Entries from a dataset
— start —
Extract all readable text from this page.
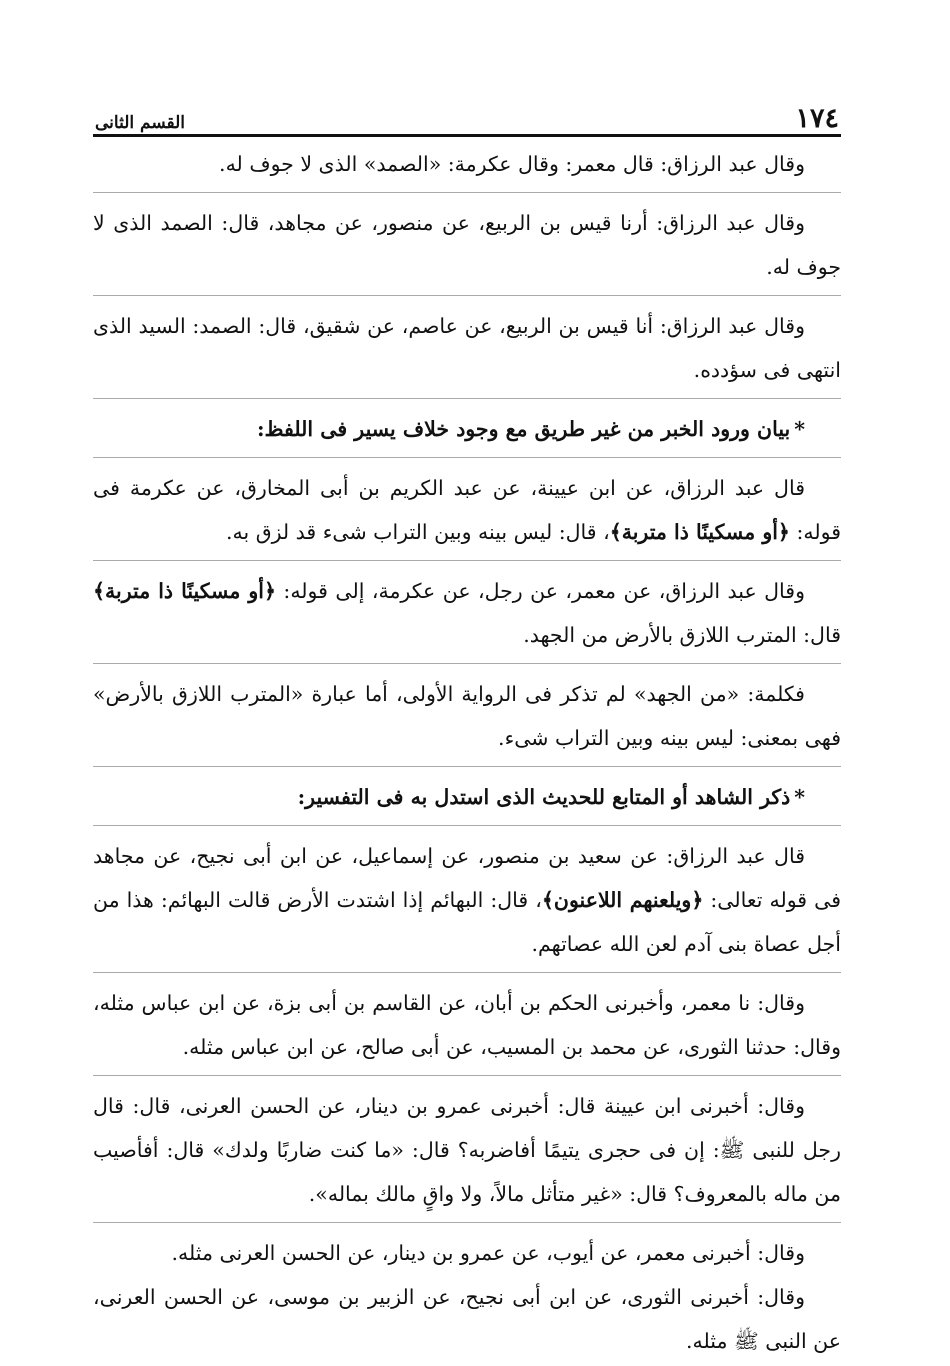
١٧٤
القسم الثانى

وقال عبد الرزاق: قال معمر: وقال عكرمة: «الصمد» الذى لا جوف له.

وقال عبد الرزاق: أرنا قيس بن الربيع، عن منصور، عن مجاهد، قال: الصمد الذى لا جوف له.

وقال عبد الرزاق: أنا قيس بن الربيع، عن عاصم، عن شقيق، قال: الصمد: السيد الذى انتهى فى سؤدده.

*بيان ورود الخبر من غير طريق مع وجود خلاف يسير فى اللفظ:

قال عبد الرزاق، عن ابن عيينة، عن عبد الكريم بن أبى المخارق، عن عكرمة فى قوله: ﴿أو مسكينًا ذا متربة﴾، قال: ليس بينه وبين التراب شىء قد لزق به.

وقال عبد الرزاق، عن معمر، عن رجل، عن عكرمة، إلى قوله: ﴿أو مسكينًا ذا متربة﴾ قال: المترب اللازق بالأرض من الجهد.

فكلمة: «من الجهد» لم تذكر فى الرواية الأولى، أما عبارة «المترب اللازق بالأرض» فهى بمعنى: ليس بينه وبين التراب شىء.

*ذكر الشاهد أو المتابع للحديث الذى استدل به فى التفسير:

قال عبد الرزاق: عن سعيد بن منصور، عن إسماعيل، عن ابن أبى نجيح، عن مجاهد فى قوله تعالى: ﴿ويلعنهم اللاعنون﴾، قال: البهائم إذا اشتدت الأرض قالت البهائم: هذا من أجل عصاة بنى آدم لعن الله عصاتهم.

وقال: نا معمر، وأخبرنى الحكم بن أبان، عن القاسم بن أبى بزة، عن ابن عباس مثله، وقال: حدثنا الثورى، عن محمد بن المسيب، عن أبى صالح، عن ابن عباس مثله.

وقال: أخبرنى ابن عيينة قال: أخبرنى عمرو بن دينار، عن الحسن العرنى، قال: قال رجل للنبى ﷺ: إن فى حجرى يتيمًا أفاضربه؟ قال: «ما كنت ضاربًا ولدك» قال: أفأصيب من ماله بالمعروف؟ قال: «غير متأثل مالاً، ولا واقٍ مالك بماله».

وقال: أخبرنى معمر، عن أيوب، عن عمرو بن دينار، عن الحسن العرنى مثله.

وقال: أخبرنى الثورى، عن ابن أبى نجيح، عن الزبير بن موسى، عن الحسن العرنى، عن النبى ﷺ مثله.
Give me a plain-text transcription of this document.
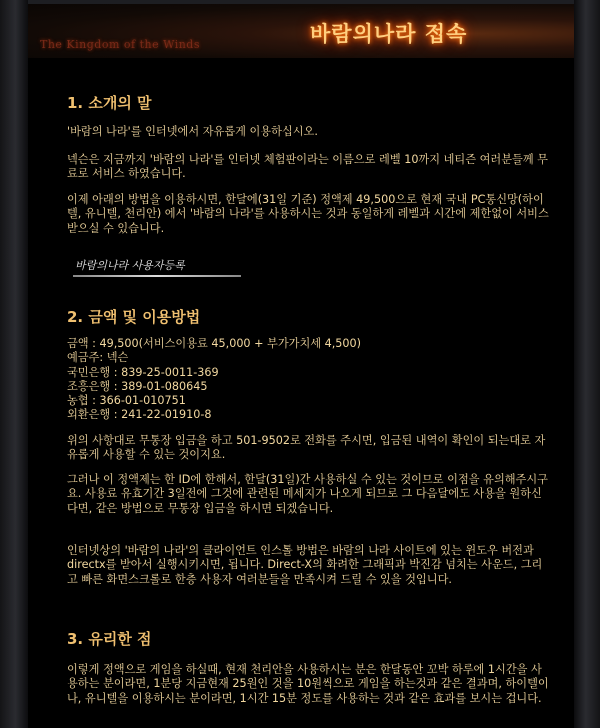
The Kingdom of the Winds	바람의나라 접속
1. 소개의 말

'바람의 나라'를 인터넷에서 자유롭게 이용하십시오.

넥슨은 지금까지 '바람의 나라'를 인터넷 체험판이라는 이름으로 레벨 10까지 네티즌 여러분들께 무료로 서비스 하였습니다.

이제 아래의 방법을 이용하시면, 한달에(31일 기준) 정액제 49,500으로 현재 국내 PC통신망(하이텔, 유니텔, 천리안) 에서 '바람의 나라'를 사용하시는 것과 동일하게 레벨과 시간에 제한없이 서비스 받으실 수 있습니다.

바람의나라 사용자등록
2. 금액 및 이용방법
금액 : 49,500(서비스이용료 45,000 + 부가가치세 4,500)
예금주: 넥슨
국민은행 : 839-25-0011-369
조흥은행 : 389-01-080645
농협 : 366-01-010751
외환은행 : 241-22-01910-8

위의 사항대로 무통장 입금을 하고 501-9502로 전화를 주시면, 입금된 내역이 확인이 되는대로 자유롭게 사용할 수 있는 것이지요.

그러나 이 정액제는 한 ID에 한해서, 한달(31일)간 사용하실 수 있는 것이므로 이점을 유의해주시구요. 사용료 유효기간 3일전에 그것에 관련된 메세지가 나오게 되므로 그 다음달에도 사용을 원하신다면, 같은 방법으로 무통장 입금을 하시면 되겠습니다.

인터넷상의 '바람의 나라'의 클라이언트 인스톨 방법은 바람의 나라 사이트에 있는 윈도우 버전과 directx를 받아서 실행시키시면, 됩니다. Direct-X의 화려한 그래픽과 박진감 넘치는 사운드, 그리고 빠른 화면스크롤로 한층 사용자 여러분들을 만족시켜 드릴 수 있을 것입니다.

3. 유리한 점

이렇게 정액으로 게임을 하실때, 현재 천리안을 사용하시는 분은 한달동안 꼬박 하루에 1시간을 사용하는 분이라면, 1분당 지금현재 25원인 것을 10원씩으로 게임을 하는것과 같은 결과며, 하이텔이나, 유니텔을 이용하시는 분이라면, 1시간 15분 정도를 사용하는 것과 같은 효과를 보시는 겁니다.
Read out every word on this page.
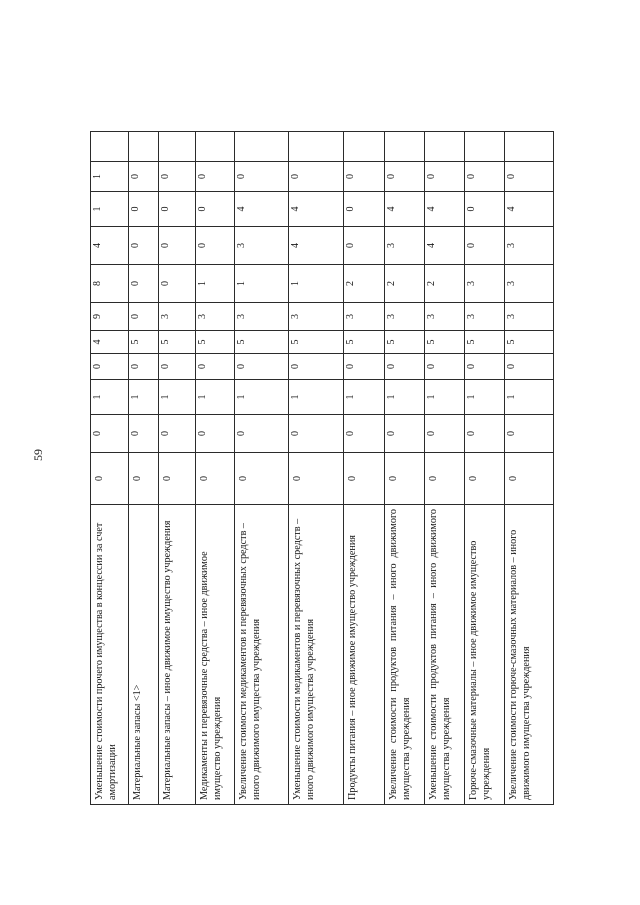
59
Уменьшение стоимости прочего имущества в концессии за счет амортизации	0	0	1	0	4	9	8	4	1	1	
Материальные запасы <1>	0	0	1	0	5	0	0	0	0	0	
Материальные запасы – иное движимое имущество учреждения	0	0	1	0	5	3	0	0	0	0	
Медикаменты и перевязочные средства – иное движимое имущество учреждения	0	0	1	0	5	3	1	0	0	0	
Увеличение стоимости медикаментов и перевязочных средств – иного движимого имущества учреждения	0	0	1	0	5	3	1	3	4	0	
Уменьшение стоимости медикаментов и перевязочных средств – иного движимого имущества учреждения	0	0	1	0	5	3	1	4	4	0	
Продукты питания – иное движимое имущество учреждения	0	0	1	0	5	3	2	0	0	0	
Увеличение стоимости продуктов питания – иного движимого имущества учреждения	0	0	1	0	5	3	2	3	4	0	
Уменьшение стоимости продуктов питания – иного движимого имущества учреждения	0	0	1	0	5	3	2	4	4	0	
Горюче-смазочные материалы – иное движимое имущество учреждения	0	0	1	0	5	3	3	0	0	0	
Увеличение стоимости горюче-смазочных материалов – иного движимого имущества учреждения	0	0	1	0	5	3	3	3	4	0	
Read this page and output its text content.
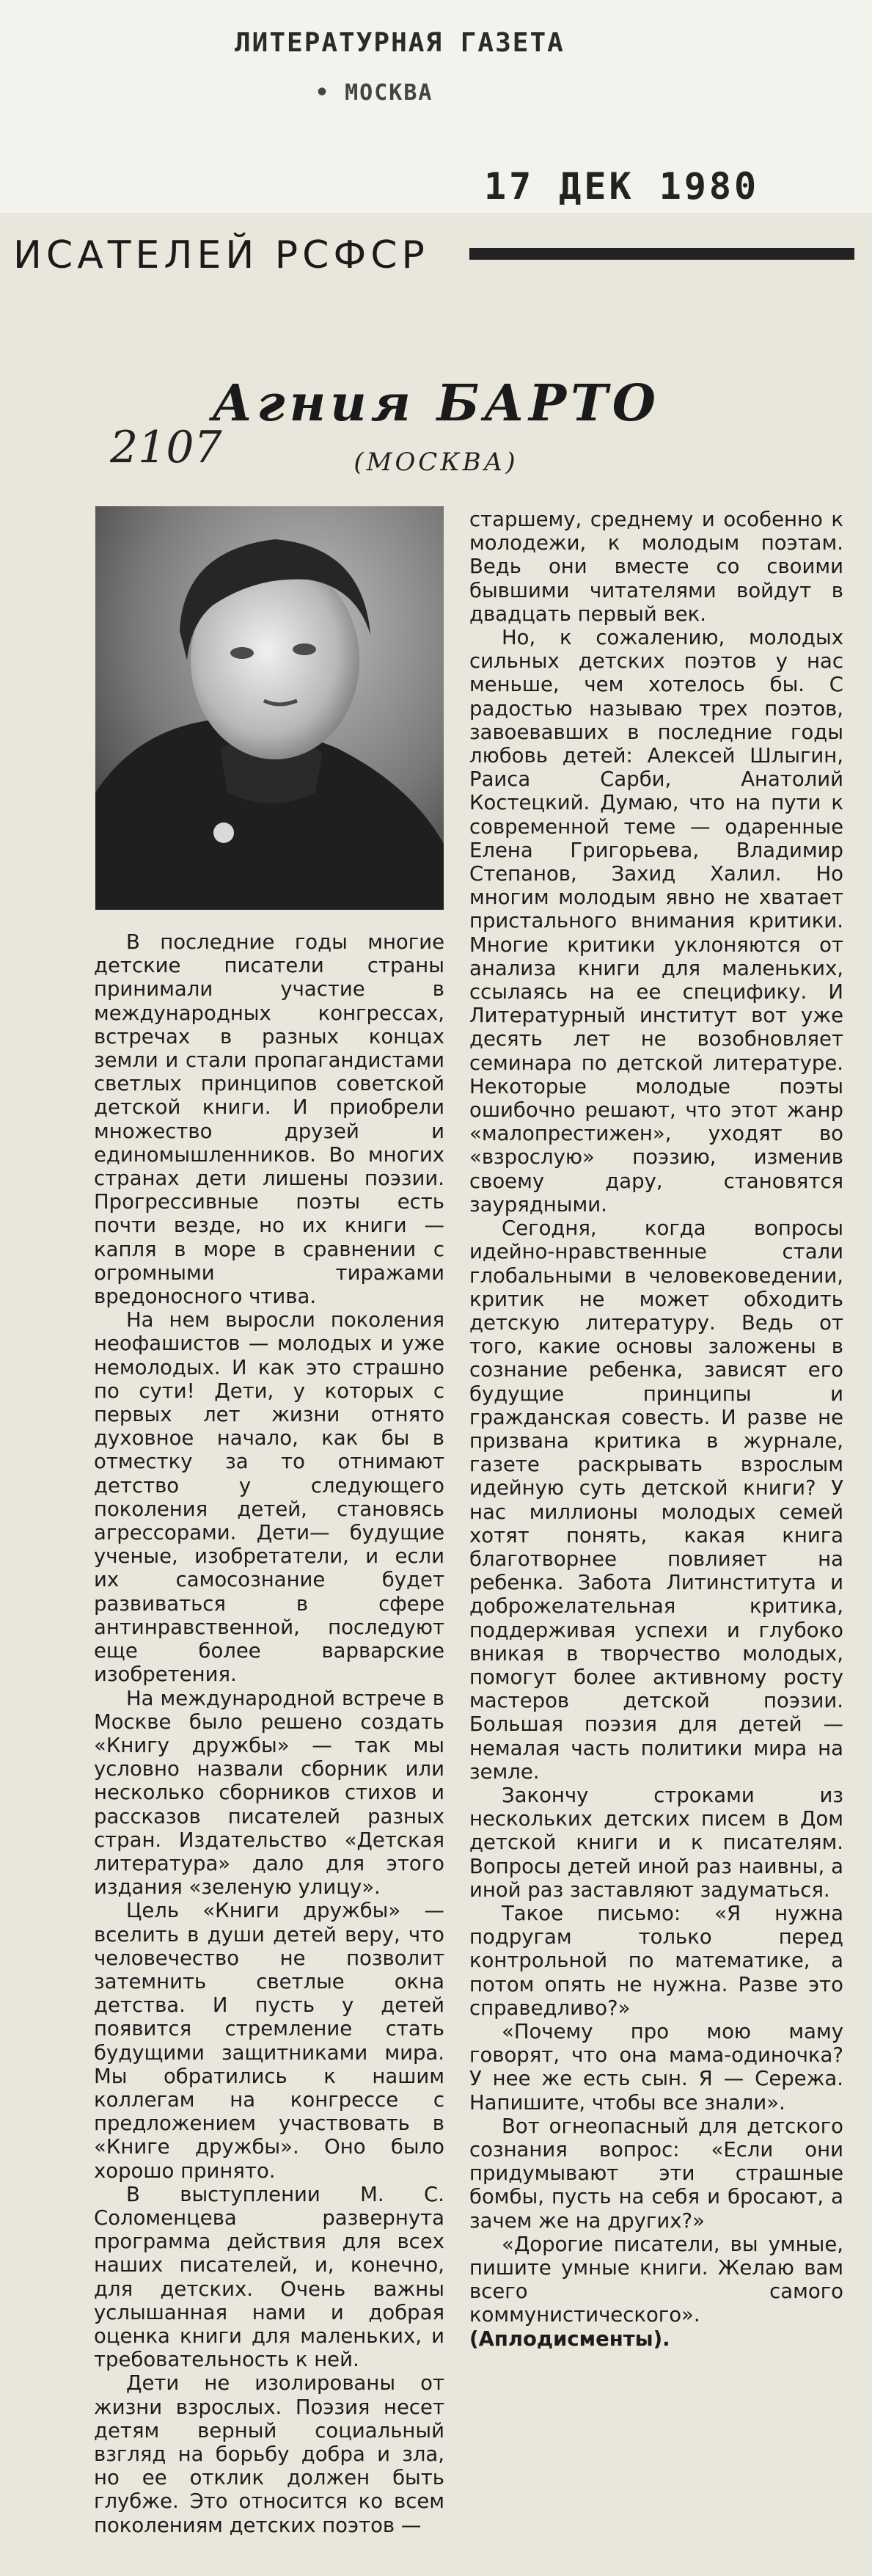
ЛИТЕРАТУРНАЯ ГАЗЕТА
• МОСКВА
17 ДЕК 1980
ИСАТЕЛЕЙ РСФСР
2107
Агния БАРТО
(МОСКВА)

В последние годы многие детские писатели страны принимали участие в международных конгрессах, встречах в разных концах земли и стали пропагандистами светлых принципов советской детской книги. И приобрели множество друзей и единомышленников. Во многих странах дети лишены поэзии. Прогрессивные поэты есть почти везде, но их книги — капля в море в сравнении с огромными тиражами вредоносного чтива.

На нем выросли поколения неофашистов — молодых и уже немолодых. И как это страшно по сути! Дети, у которых с первых лет жизни отнято духовное начало, как бы в отместку за то отнимают детство у следующего поколения детей, становясь агрессорами. Дети— будущие ученые, изобретатели, и если их самосознание будет развиваться в сфере антинравственной, последуют еще более варварские изобретения.

На международной встрече в Москве было решено создать «Книгу дружбы» — так мы условно назвали сборник или несколько сборников стихов и рассказов писателей разных стран. Издательство «Детская литература» дало для этого издания «зеленую улицу».

Цель «Книги дружбы» — вселить в души детей веру, что человечество не позволит затемнить светлые окна детства. И пусть у детей появится стремление стать будущими защитниками мира. Мы обратились к нашим коллегам на конгрессе с предложением участвовать в «Книге дружбы». Оно было хорошо принято.

В выступлении М. С. Соломенцева развернута программа действия для всех наших писателей, и, конечно, для детских. Очень важны услышанная нами и добрая оценка книги для маленьких, и требовательность к ней.

Дети не изолированы от жизни взрослых. Поэзия несет детям верный социальный взгляд на борьбу добра и зла, но ее отклик должен быть глубже. Это относится ко всем поколениям детских поэтов —

старшему, среднему и особенно к молодежи, к молодым поэтам. Ведь они вместе со своими бывшими читателями войдут в двадцать первый век.

Но, к сожалению, молодых сильных детских поэтов у нас меньше, чем хотелось бы. С радостью называю трех поэтов, завоевавших в последние годы любовь детей: Алексей Шлыгин, Раиса Сарби, Анатолий Костецкий. Думаю, что на пути к современной теме — одаренные Елена Григорьева, Владимир Степанов, Захид Халил. Но многим молодым явно не хватает пристального внимания критики. Многие критики уклоняются от анализа книги для маленьких, ссылаясь на ее специфику. И Литературный институт вот уже десять лет не возобновляет семинара по детской литературе. Некоторые молодые поэты ошибочно решают, что этот жанр «малопрестижен», уходят во «взрослую» поэзию, изменив своему дару, становятся заурядными.

Сегодня, когда вопросы идейно-нравственные стали глобальными в человековедении, критик не может обходить детскую литературу. Ведь от того, какие основы заложены в сознание ребенка, зависят его будущие принципы и гражданская совесть. И разве не призвана критика в журнале, газете раскрывать взрослым идейную суть детской книги? У нас миллионы молодых семей хотят понять, какая книга благотворнее повлияет на ребенка. Забота Литинститута и доброжелательная критика, поддерживая успехи и глубоко вникая в творчество молодых, помогут более активному росту мастеров детской поэзии. Большая поэзия для детей — немалая часть политики мира на земле.

Закончу строками из нескольких детских писем в Дом детской книги и к писателям. Вопросы детей иной раз наивны, а иной раз заставляют задуматься.

Такое письмо: «Я нужна подругам только перед контрольной по математике, а потом опять не нужна. Разве это справедливо?»

«Почему про мою маму говорят, что она мама-одиночка? У нее же есть сын. Я — Сережа. Напишите, чтобы все знали».

Вот огнеопасный для детского сознания вопрос: «Если они придумывают эти страшные бомбы, пусть на себя и бросают, а зачем же на других?»

«Дорогие писатели, вы умные, пишите умные книги. Желаю вам всего самого коммунистического». (Аплодисменты).
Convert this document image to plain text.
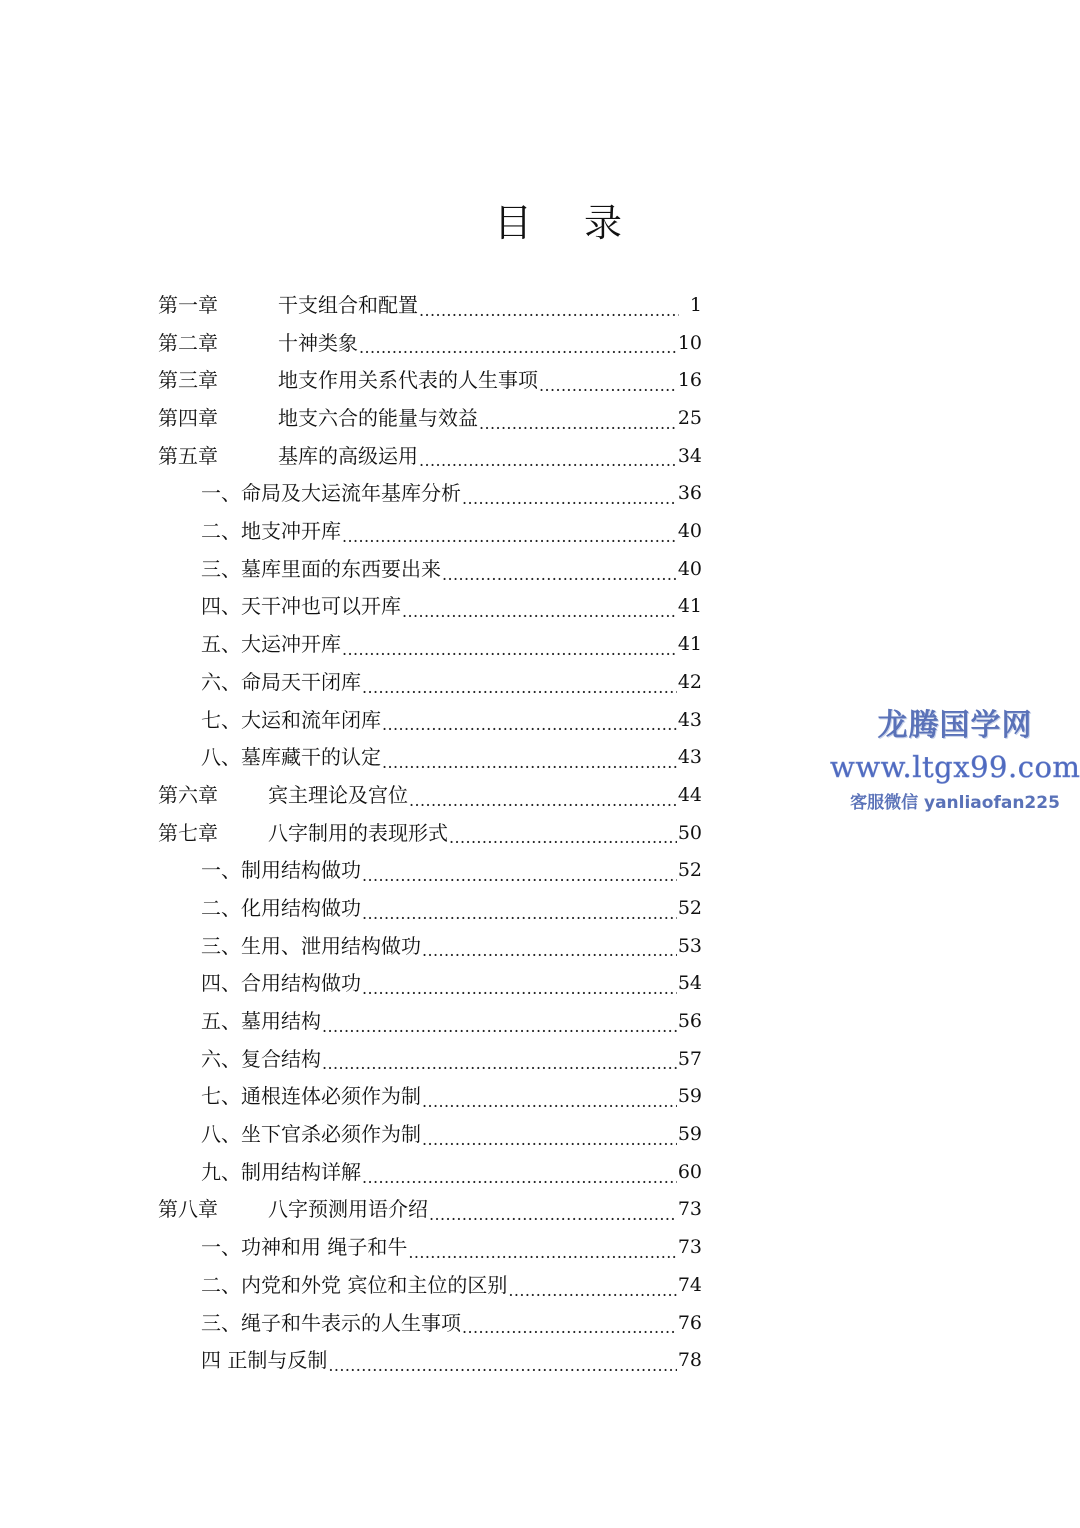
目 录
第一章	干支组合和配置 .....	1
第二章	十神类象 .....	10
第三章	地支作用关系代表的人生事项 .....	16
第四章	地支六合的能量与效益 .....	25
第五章	基库的高级运用 .....	34
一、命局及大运流年基库分析 .....	36
二、地支冲开库 .....	40
三、墓库里面的东西要出来 .....	40
四、天干冲也可以开库 .....	41
五、大运冲开库 .....	41
六、命局天干闭库 .....	42
七、大运和流年闭库 .....	43
八、墓库藏干的认定 .....	43
第六章	宾主理论及宫位 .....	44
第七章	八字制用的表现形式 .....	50
一、制用结构做功 .....	52
二、化用结构做功 .....	52
三、生用、泄用结构做功 .....	53
四、合用结构做功 .....	54
五、墓用结构 .....	56
六、复合结构 .....	57
七、通根连体必须作为制 .....	59
八、坐下官杀必须作为制 .....	59
九、制用结构详解 .....	60
第八章	八字预测用语介绍 .....	73
一、功神和用 绳子和牛 .....	73
二、内党和外党 宾位和主位的区别 .....	74
三、绳子和牛表示的人生事项 .....	76
四 正制与反制 .....	78
龙腾国学网
www.ltgx99.com
客服微信 yanliaofan225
— end —
» What this task involves
From the line containing "Convert this document image to plain text." through the last line of the material above, write out each line exactly, leaving aside all pictures.

» Exercise solution
Convert this document image to plain text.
目 录
第一章	干支组合和配置 .....	1
第二章	十神类象 .....	10
第三章	地支作用关系代表的人生事项 .....	16
第四章	地支六合的能量与效益 .....	25
第五章	基库的高级运用 .....	34
一、命局及大运流年基库分析 .....	36
二、地支冲开库 .....	40
三、墓库里面的东西要出来 .....	40
四、天干冲也可以开库 .....	41
五、大运冲开库 .....	41
六、命局天干闭库 .....	42
七、大运和流年闭库 .....	43
八、墓库藏干的认定 .....	43
第六章	宾主理论及宫位 .....	44
第七章	八字制用的表现形式 .....	50
一、制用结构做功 .....	52
二、化用结构做功 .....	52
三、生用、泄用结构做功 .....	53
四、合用结构做功 .....	54
五、墓用结构 .....	56
六、复合结构 .....	57
七、通根连体必须作为制 .....	59
八、坐下官杀必须作为制 .....	59
九、制用结构详解 .....	60
第八章	八字预测用语介绍 .....	73
一、功神和用 绳子和牛 .....	73
二、内党和外党 宾位和主位的区别 .....	74
三、绳子和牛表示的人生事项 .....	76
四 正制与反制 .....	78
龙腾国学网
www.ltgx99.com
客服微信 yanliaofan225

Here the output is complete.